Task statement ->
Write each line out exactly, leaving none out.

Material to process ->
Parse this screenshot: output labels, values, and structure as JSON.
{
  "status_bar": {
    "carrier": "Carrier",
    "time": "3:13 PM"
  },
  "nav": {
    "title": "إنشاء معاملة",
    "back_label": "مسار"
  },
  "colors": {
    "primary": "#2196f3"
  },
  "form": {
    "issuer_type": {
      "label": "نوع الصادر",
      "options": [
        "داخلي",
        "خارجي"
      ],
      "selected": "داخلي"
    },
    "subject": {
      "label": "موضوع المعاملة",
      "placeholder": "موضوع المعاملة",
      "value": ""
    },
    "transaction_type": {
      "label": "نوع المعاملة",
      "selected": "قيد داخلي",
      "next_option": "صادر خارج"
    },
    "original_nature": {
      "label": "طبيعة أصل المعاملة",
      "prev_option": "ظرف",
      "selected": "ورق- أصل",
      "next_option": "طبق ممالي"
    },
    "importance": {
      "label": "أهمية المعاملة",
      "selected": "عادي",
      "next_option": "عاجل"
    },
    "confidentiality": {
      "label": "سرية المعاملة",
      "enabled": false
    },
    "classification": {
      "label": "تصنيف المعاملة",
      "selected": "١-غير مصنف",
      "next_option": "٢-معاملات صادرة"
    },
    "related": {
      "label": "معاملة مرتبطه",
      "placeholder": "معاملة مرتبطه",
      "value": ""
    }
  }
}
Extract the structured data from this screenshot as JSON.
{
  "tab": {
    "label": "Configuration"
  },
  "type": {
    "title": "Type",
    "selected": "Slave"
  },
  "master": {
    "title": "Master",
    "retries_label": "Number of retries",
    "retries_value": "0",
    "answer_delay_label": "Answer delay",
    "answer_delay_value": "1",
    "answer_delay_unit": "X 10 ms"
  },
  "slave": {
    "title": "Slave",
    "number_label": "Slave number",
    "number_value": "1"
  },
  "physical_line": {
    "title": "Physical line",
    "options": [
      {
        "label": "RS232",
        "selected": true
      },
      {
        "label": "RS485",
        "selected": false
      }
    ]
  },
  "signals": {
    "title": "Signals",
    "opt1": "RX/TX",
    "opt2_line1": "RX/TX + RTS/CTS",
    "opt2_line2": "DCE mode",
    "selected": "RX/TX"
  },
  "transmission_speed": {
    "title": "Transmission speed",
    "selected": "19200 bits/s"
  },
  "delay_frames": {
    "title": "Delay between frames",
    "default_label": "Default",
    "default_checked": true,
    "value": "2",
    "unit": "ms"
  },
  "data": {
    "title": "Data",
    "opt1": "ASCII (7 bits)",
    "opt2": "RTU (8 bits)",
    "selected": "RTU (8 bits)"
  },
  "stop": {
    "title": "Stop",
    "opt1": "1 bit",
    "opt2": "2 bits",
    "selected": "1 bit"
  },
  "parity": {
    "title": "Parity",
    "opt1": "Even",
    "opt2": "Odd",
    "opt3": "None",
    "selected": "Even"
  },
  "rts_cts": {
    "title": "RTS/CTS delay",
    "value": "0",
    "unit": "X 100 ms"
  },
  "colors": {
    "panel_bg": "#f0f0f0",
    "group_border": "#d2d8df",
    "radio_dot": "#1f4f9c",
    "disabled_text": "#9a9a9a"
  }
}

Task result ->
Parse this screenshot: output labels, values, and structure as JSON.
{
  "status_bar": {
    "carrier": "Carrier",
    "time": "3:13 PM"
  },
  "nav": {
    "title": "إنشاء معاملة",
    "back_label": "مسار"
  },
  "colors": {
    "primary": "#2196f3"
  },
  "form": {
    "issuer_type": {
      "label": "نوع الصادر",
      "options": [
        "داخلي",
        "خارجي"
      ],
      "selected": "داخلي"
    },
    "subject": {
      "label": "موضوع المعاملة",
      "placeholder": "موضوع المعاملة",
      "value": ""
    },
    "transaction_type": {
      "label": "نوع المعاملة",
      "selected": "قيد داخلي",
      "next_option": "صادر خارج"
    },
    "original_nature": {
      "label": "طبيعة أصل المعاملة",
      "prev_option": "ظرف",
      "selected": "ورق- أصل",
      "next_option": "طبق ممالي"
    },
    "importance": {
      "label": "أهمية المعاملة",
      "selected": "عادي",
      "next_option": "عاجل"
    },
    "confidentiality": {
      "label": "سرية المعاملة",
      "enabled": false
    },
    "classification": {
      "label": "تصنيف المعاملة",
      "selected": "١-غير مصنف",
      "next_option": "٢-معاملات صادرة"
    },
    "related": {
      "label": "معاملة مرتبطه",
      "placeholder": "معاملة مرتبطه",
      "value": ""
    }
  }
}
Extract the structured data from this screenshot as JSON.
{
  "tab": {
    "label": "Configuration"
  },
  "type": {
    "title": "Type",
    "selected": "Slave"
  },
  "master": {
    "title": "Master",
    "retries_label": "Number of retries",
    "retries_value": "0",
    "answer_delay_label": "Answer delay",
    "answer_delay_value": "1",
    "answer_delay_unit": "X 10 ms"
  },
  "slave": {
    "title": "Slave",
    "number_label": "Slave number",
    "number_value": "1"
  },
  "physical_line": {
    "title": "Physical line",
    "options": [
      {
        "label": "RS232",
        "selected": true
      },
      {
        "label": "RS485",
        "selected": false
      }
    ]
  },
  "signals": {
    "title": "Signals",
    "opt1": "RX/TX",
    "opt2_line1": "RX/TX + RTS/CTS",
    "opt2_line2": "DCE mode",
    "selected": "RX/TX"
  },
  "transmission_speed": {
    "title": "Transmission speed",
    "selected": "19200 bits/s"
  },
  "delay_frames": {
    "title": "Delay between frames",
    "default_label": "Default",
    "default_checked": true,
    "value": "2",
    "unit": "ms"
  },
  "data": {
    "title": "Data",
    "opt1": "ASCII (7 bits)",
    "opt2": "RTU (8 bits)",
    "selected": "RTU (8 bits)"
  },
  "stop": {
    "title": "Stop",
    "opt1": "1 bit",
    "opt2": "2 bits",
    "selected": "1 bit"
  },
  "parity": {
    "title": "Parity",
    "opt1": "Even",
    "opt2": "Odd",
    "opt3": "None",
    "selected": "Even"
  },
  "rts_cts": {
    "title": "RTS/CTS delay",
    "value": "0",
    "unit": "X 100 ms"
  },
  "colors": {
    "panel_bg": "#f0f0f0",
    "group_border": "#d2d8df",
    "radio_dot": "#1f4f9c",
    "disabled_text": "#9a9a9a"
  }
}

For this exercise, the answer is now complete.